THE PROBLEM => Reproduce everything in the records from the start down to the line containing "svg-text:2021: 2021 — [699, 534, 714, 563]", with both ends included.

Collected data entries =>
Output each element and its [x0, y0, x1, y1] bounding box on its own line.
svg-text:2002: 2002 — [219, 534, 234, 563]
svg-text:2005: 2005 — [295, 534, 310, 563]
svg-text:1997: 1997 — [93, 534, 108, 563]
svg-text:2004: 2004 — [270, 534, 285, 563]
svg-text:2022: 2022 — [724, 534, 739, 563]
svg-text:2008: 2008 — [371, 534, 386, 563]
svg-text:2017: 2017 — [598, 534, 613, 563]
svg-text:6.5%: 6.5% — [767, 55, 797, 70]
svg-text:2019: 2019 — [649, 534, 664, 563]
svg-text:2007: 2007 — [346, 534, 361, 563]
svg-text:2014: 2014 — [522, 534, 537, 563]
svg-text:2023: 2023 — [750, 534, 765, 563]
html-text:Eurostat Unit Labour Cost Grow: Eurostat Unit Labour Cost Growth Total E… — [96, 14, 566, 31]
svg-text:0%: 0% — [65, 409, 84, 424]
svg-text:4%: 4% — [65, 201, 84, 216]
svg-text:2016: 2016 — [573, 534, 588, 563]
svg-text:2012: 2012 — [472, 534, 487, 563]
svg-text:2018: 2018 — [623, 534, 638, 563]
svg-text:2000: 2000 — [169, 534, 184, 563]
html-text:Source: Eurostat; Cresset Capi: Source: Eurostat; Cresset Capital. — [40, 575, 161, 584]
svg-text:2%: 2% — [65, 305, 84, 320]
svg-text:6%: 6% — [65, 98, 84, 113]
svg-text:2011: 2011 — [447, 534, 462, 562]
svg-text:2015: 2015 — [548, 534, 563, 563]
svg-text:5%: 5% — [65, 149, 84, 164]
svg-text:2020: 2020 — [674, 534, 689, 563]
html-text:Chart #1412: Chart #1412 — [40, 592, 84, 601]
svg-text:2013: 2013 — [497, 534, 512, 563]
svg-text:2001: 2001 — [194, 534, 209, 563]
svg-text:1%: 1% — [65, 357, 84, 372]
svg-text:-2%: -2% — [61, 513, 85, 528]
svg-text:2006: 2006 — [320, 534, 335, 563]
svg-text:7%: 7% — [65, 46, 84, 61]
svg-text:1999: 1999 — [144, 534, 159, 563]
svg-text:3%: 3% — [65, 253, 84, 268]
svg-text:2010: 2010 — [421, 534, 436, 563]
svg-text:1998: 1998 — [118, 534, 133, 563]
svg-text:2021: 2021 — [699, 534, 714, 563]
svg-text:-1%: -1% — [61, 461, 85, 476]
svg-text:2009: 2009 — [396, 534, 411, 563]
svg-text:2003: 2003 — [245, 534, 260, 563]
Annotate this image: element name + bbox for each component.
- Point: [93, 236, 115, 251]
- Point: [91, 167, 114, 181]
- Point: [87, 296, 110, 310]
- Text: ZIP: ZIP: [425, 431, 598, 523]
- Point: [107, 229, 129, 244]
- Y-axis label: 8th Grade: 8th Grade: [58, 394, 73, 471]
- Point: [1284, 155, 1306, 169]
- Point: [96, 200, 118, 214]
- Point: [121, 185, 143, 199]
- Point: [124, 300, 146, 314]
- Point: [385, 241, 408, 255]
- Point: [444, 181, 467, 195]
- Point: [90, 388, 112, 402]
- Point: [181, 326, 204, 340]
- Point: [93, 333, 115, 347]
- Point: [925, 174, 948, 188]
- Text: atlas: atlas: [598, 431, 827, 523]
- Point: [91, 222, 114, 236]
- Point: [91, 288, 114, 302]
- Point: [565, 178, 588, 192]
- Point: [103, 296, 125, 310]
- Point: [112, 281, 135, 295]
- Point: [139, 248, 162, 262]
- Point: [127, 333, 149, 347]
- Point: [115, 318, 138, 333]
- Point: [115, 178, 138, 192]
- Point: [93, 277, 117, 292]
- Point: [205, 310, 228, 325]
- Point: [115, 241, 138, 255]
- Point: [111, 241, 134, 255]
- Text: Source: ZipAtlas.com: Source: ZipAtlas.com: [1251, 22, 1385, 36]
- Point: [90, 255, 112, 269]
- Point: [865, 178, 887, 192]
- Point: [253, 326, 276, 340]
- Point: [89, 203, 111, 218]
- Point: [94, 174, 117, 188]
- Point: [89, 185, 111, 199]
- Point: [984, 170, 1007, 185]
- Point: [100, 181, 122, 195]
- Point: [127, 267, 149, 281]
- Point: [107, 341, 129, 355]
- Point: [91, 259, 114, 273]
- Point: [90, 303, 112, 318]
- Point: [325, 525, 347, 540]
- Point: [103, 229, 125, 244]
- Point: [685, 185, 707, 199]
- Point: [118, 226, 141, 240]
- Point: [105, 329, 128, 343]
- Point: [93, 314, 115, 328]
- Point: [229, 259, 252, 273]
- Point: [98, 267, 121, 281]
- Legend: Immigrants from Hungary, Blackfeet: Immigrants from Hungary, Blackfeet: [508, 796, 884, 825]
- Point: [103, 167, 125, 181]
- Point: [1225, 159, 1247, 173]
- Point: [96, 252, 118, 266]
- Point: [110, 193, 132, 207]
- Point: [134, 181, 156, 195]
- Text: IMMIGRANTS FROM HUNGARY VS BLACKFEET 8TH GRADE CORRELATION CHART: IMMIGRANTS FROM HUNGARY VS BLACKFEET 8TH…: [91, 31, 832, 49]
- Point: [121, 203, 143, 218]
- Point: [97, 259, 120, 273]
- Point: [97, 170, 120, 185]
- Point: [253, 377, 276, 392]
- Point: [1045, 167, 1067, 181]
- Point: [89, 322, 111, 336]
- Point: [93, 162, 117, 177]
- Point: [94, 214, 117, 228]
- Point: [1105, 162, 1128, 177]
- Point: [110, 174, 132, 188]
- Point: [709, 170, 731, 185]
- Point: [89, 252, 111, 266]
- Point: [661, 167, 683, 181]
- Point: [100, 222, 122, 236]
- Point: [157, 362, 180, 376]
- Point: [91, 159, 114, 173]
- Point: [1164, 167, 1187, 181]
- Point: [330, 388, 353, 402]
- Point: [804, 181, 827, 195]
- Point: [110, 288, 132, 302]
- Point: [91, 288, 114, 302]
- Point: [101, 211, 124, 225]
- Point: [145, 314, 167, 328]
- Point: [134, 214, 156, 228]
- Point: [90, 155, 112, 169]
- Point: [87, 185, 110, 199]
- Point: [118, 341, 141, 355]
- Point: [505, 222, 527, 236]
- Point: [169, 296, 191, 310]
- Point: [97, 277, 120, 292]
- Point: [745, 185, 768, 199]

OUTPUT OF THE TASK =>
Output each element and its [x0, y0, x1, y1] bounding box on its own line.
svg-text:2002: 2002 — [219, 534, 234, 563]
svg-text:2005: 2005 — [295, 534, 310, 563]
svg-text:1997: 1997 — [93, 534, 108, 563]
svg-text:2004: 2004 — [270, 534, 285, 563]
svg-text:2022: 2022 — [724, 534, 739, 563]
svg-text:2008: 2008 — [371, 534, 386, 563]
svg-text:2017: 2017 — [598, 534, 613, 563]
svg-text:6.5%: 6.5% — [767, 55, 797, 70]
svg-text:2019: 2019 — [649, 534, 664, 563]
svg-text:2007: 2007 — [346, 534, 361, 563]
svg-text:2014: 2014 — [522, 534, 537, 563]
svg-text:2023: 2023 — [750, 534, 765, 563]
html-text:Eurostat Unit Labour Cost Grow: Eurostat Unit Labour Cost Growth Total E… — [96, 14, 566, 31]
svg-text:0%: 0% — [65, 409, 84, 424]
svg-text:4%: 4% — [65, 201, 84, 216]
svg-text:2016: 2016 — [573, 534, 588, 563]
svg-text:2012: 2012 — [472, 534, 487, 563]
svg-text:2018: 2018 — [623, 534, 638, 563]
svg-text:2000: 2000 — [169, 534, 184, 563]
html-text:Source: Eurostat; Cresset Capi: Source: Eurostat; Cresset Capital. — [40, 575, 161, 584]
svg-text:2%: 2% — [65, 305, 84, 320]
svg-text:6%: 6% — [65, 98, 84, 113]
svg-text:2011: 2011 — [447, 534, 462, 562]
svg-text:2015: 2015 — [548, 534, 563, 563]
svg-text:5%: 5% — [65, 149, 84, 164]
svg-text:2020: 2020 — [674, 534, 689, 563]
html-text:Chart #1412: Chart #1412 — [40, 592, 84, 601]
svg-text:2013: 2013 — [497, 534, 512, 563]
svg-text:2001: 2001 — [194, 534, 209, 563]
svg-text:1%: 1% — [65, 357, 84, 372]
svg-text:-2%: -2% — [61, 513, 85, 528]
svg-text:2006: 2006 — [320, 534, 335, 563]
svg-text:7%: 7% — [65, 46, 84, 61]
svg-text:1999: 1999 — [144, 534, 159, 563]
svg-text:3%: 3% — [65, 253, 84, 268]
svg-text:2010: 2010 — [421, 534, 436, 563]
svg-text:1998: 1998 — [118, 534, 133, 563]
svg-text:2021: 2021 — [699, 534, 714, 563]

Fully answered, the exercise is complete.